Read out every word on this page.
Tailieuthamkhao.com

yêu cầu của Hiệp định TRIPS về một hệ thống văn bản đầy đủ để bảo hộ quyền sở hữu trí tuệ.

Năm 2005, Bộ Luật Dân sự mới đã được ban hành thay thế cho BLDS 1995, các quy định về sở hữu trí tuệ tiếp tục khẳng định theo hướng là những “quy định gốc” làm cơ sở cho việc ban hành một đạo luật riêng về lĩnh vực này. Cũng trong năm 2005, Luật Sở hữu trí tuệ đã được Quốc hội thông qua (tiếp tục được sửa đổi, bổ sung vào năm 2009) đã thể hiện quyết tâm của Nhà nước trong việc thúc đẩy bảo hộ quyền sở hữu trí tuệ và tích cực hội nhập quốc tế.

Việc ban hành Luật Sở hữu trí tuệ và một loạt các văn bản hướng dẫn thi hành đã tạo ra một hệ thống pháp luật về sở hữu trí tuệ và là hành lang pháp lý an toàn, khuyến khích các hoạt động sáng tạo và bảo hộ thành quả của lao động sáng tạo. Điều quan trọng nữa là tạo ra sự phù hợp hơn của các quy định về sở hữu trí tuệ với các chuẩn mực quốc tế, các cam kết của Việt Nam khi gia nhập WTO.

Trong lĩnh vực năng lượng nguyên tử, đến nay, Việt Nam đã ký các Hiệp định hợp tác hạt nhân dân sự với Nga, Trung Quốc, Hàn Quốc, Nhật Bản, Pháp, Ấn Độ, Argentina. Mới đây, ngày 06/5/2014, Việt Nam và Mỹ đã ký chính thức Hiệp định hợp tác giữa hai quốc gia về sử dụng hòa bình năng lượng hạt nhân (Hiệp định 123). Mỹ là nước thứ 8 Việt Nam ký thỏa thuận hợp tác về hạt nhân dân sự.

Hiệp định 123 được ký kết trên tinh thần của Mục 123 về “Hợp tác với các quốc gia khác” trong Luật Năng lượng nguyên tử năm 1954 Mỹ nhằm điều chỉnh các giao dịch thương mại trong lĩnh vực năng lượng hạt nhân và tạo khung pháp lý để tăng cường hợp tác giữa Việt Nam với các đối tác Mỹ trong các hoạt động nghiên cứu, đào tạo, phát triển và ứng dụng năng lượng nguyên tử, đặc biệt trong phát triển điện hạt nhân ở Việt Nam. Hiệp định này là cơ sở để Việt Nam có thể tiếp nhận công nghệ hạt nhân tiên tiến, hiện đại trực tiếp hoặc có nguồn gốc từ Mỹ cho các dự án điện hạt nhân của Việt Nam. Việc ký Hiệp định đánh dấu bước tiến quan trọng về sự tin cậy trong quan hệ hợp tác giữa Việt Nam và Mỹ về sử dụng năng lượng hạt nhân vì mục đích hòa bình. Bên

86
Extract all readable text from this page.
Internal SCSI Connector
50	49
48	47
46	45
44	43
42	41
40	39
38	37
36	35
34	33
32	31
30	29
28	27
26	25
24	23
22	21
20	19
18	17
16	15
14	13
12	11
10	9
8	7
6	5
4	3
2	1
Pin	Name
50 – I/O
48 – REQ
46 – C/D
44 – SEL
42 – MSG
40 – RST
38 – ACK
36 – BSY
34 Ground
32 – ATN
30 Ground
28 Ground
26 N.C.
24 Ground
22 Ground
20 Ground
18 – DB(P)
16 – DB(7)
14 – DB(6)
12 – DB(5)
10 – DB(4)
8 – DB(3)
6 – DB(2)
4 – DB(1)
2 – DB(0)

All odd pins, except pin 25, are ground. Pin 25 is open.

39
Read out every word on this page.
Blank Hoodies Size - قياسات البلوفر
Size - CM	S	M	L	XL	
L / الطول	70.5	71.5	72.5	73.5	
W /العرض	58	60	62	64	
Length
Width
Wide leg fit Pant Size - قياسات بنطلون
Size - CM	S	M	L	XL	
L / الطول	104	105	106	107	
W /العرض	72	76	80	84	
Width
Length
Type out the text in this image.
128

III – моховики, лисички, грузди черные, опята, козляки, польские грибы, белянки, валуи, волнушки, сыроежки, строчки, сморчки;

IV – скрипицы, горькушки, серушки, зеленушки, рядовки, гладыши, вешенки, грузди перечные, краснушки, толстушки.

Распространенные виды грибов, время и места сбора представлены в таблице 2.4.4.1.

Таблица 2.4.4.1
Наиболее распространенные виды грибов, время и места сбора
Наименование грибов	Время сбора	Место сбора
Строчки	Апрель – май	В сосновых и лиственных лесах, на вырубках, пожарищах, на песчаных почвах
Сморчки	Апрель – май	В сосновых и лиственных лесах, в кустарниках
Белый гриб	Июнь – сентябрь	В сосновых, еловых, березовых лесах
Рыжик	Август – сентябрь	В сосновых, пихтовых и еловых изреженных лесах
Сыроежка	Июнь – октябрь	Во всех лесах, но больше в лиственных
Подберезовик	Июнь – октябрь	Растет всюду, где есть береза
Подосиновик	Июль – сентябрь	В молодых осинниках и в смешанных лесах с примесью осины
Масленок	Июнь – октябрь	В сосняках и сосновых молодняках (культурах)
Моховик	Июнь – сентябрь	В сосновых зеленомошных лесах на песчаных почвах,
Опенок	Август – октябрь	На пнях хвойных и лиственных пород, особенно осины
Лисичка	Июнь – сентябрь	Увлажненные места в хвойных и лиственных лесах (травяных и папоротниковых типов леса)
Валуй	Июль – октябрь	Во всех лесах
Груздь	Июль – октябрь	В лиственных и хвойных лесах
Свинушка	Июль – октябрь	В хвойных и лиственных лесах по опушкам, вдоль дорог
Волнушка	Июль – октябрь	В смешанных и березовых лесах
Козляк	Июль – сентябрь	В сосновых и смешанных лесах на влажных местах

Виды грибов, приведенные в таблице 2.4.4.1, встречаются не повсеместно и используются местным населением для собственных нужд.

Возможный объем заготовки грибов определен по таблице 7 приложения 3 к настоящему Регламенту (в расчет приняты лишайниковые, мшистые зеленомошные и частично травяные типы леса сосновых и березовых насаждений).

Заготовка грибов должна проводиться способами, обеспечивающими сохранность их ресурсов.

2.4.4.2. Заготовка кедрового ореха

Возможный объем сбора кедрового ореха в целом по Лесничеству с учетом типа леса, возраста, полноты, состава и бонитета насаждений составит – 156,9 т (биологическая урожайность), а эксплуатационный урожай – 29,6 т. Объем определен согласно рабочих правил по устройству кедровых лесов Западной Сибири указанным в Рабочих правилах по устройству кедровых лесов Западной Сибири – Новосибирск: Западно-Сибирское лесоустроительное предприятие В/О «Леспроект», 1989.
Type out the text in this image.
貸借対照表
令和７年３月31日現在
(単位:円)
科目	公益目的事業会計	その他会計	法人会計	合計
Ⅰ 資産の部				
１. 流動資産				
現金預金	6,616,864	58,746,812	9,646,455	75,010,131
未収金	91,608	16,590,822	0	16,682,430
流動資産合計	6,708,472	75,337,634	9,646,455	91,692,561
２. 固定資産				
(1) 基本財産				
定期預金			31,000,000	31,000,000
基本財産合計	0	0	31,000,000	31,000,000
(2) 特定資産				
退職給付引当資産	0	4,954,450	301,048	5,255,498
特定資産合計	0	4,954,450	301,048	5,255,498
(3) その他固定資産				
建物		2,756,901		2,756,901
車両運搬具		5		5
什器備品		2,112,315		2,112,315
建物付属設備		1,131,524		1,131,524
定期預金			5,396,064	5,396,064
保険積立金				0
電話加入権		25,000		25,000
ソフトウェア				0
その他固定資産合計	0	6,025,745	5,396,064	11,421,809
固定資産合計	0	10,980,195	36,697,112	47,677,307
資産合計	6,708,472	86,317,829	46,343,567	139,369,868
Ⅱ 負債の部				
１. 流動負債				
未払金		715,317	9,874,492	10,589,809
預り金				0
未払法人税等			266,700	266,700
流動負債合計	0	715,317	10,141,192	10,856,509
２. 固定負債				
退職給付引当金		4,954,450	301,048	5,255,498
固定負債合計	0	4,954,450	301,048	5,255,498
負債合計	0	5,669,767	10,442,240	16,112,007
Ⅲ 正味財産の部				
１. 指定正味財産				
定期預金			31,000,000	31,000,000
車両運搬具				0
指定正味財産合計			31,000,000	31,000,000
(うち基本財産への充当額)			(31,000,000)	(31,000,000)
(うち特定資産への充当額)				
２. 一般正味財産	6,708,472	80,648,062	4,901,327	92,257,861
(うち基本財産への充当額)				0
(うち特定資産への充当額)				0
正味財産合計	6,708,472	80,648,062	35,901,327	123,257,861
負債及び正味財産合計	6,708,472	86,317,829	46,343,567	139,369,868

+-------+

Copy every line of the listing where the word "грузди" appears.

Complete response.
III – моховики, лисички, грузди черные, опята, козляки, польские грибы, белянки, валуи, волнушки, сыроежки, строчки, сморчки;
IV – скрипицы, горькушки, серушки, зеленушки, рядовки, гладыши, вешенки, грузди перечные, краснушки, толстушки.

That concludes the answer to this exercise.